- WRITTEN INSTRUCTION
Scan the data. Collect each line that contains the word "rotation".

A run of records
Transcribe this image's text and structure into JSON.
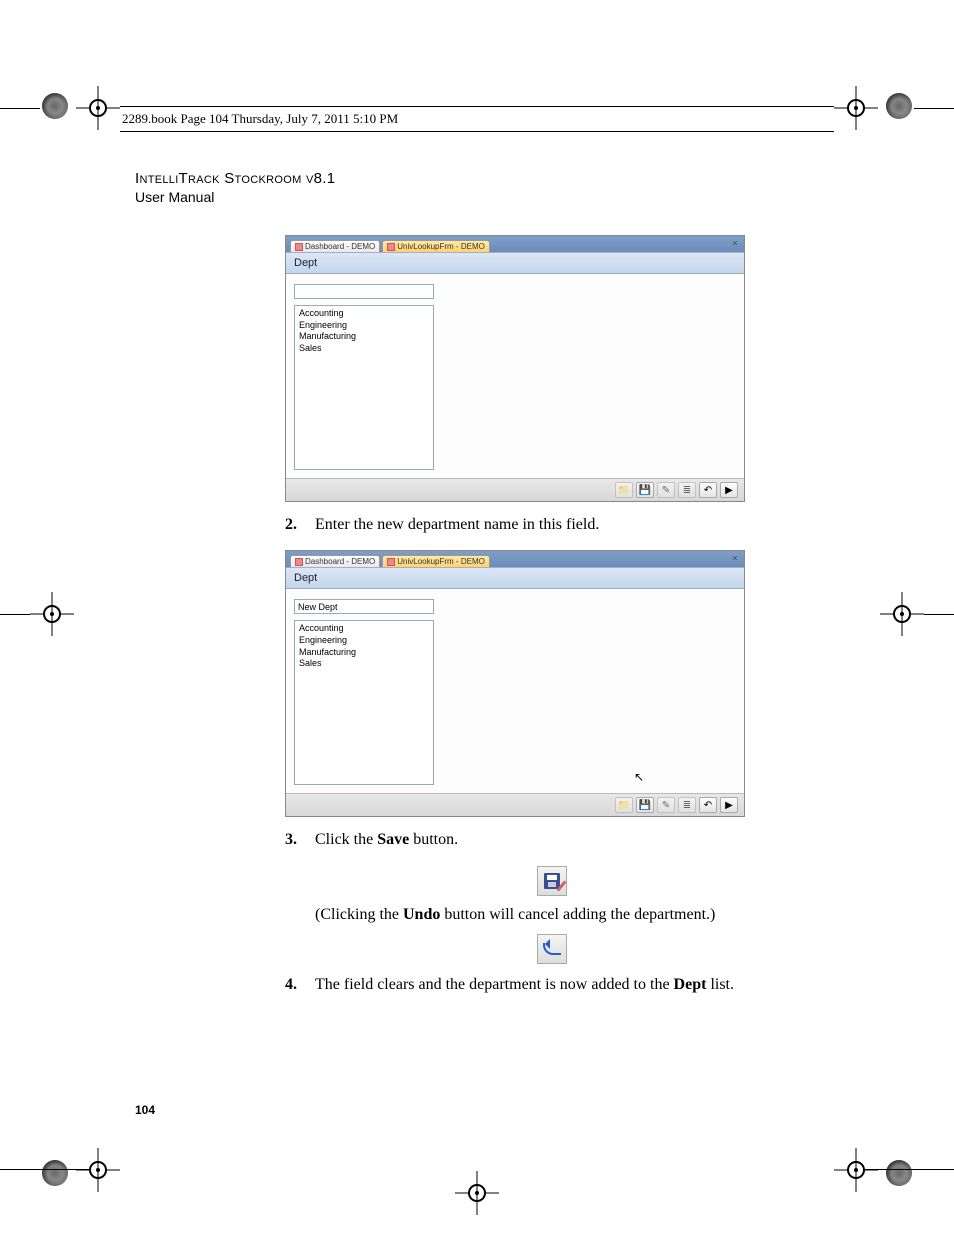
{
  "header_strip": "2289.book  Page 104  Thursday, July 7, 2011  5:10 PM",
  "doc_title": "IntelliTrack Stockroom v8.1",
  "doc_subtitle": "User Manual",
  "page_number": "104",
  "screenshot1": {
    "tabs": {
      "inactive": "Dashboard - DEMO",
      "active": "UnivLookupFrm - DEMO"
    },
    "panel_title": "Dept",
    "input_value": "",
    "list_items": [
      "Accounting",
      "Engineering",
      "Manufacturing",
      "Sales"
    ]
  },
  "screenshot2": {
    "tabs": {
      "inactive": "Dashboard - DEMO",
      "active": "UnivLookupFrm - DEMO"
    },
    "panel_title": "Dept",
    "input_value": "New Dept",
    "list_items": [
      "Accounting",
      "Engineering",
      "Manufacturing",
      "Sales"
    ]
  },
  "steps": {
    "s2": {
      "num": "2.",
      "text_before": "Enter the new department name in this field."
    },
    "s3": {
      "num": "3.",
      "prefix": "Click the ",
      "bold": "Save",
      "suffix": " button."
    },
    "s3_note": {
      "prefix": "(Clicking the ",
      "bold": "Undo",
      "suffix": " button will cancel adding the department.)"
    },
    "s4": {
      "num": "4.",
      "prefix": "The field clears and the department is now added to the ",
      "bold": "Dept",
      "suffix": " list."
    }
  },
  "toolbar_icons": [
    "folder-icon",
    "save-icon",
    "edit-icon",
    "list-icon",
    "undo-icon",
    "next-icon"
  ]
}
---
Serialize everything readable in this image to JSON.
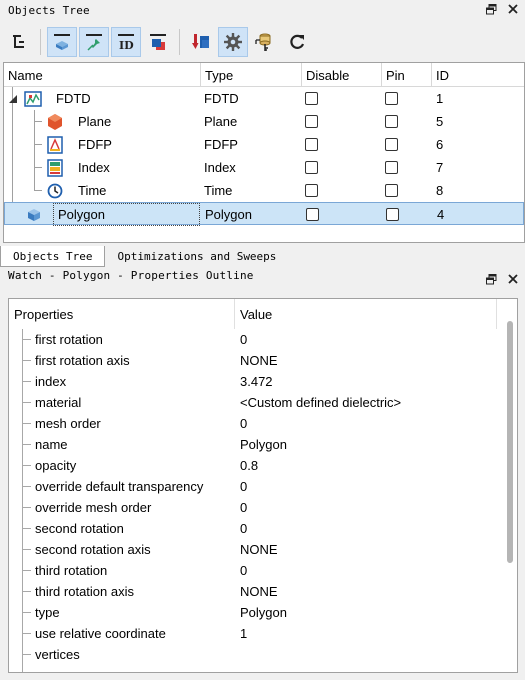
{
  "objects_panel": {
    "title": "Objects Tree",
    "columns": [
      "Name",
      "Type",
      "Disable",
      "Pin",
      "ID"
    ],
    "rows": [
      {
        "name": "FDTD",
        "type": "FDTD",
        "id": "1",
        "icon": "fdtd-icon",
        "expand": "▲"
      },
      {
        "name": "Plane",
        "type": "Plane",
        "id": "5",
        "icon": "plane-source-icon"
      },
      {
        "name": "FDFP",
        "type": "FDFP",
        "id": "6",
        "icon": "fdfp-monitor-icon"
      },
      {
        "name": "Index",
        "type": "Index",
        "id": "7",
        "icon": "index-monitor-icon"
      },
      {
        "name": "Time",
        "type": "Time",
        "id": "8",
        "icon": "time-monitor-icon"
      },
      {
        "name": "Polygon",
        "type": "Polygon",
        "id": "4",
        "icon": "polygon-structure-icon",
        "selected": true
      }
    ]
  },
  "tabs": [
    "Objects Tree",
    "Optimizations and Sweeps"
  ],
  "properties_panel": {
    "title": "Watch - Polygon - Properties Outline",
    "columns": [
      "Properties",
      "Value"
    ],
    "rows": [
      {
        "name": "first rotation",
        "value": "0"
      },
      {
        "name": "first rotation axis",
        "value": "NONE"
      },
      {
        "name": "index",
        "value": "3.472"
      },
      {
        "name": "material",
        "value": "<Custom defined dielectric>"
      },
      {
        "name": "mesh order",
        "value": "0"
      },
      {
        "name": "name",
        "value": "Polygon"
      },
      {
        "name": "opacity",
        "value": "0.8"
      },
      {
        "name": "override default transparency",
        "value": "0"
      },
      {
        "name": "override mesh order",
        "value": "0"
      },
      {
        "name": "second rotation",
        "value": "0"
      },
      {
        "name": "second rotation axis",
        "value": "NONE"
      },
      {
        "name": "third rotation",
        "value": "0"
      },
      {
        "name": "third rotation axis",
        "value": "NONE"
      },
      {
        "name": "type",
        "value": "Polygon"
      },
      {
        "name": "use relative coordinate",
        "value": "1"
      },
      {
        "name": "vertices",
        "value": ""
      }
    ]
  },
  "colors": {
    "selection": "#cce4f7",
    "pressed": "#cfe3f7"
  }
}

- THE RESPONSE
        "name": "first rotation",
        "name": "first rotation axis",
        "name": "second rotation",
        "name": "second rotation axis",
        "name": "third rotation",
        "name": "third rotation axis",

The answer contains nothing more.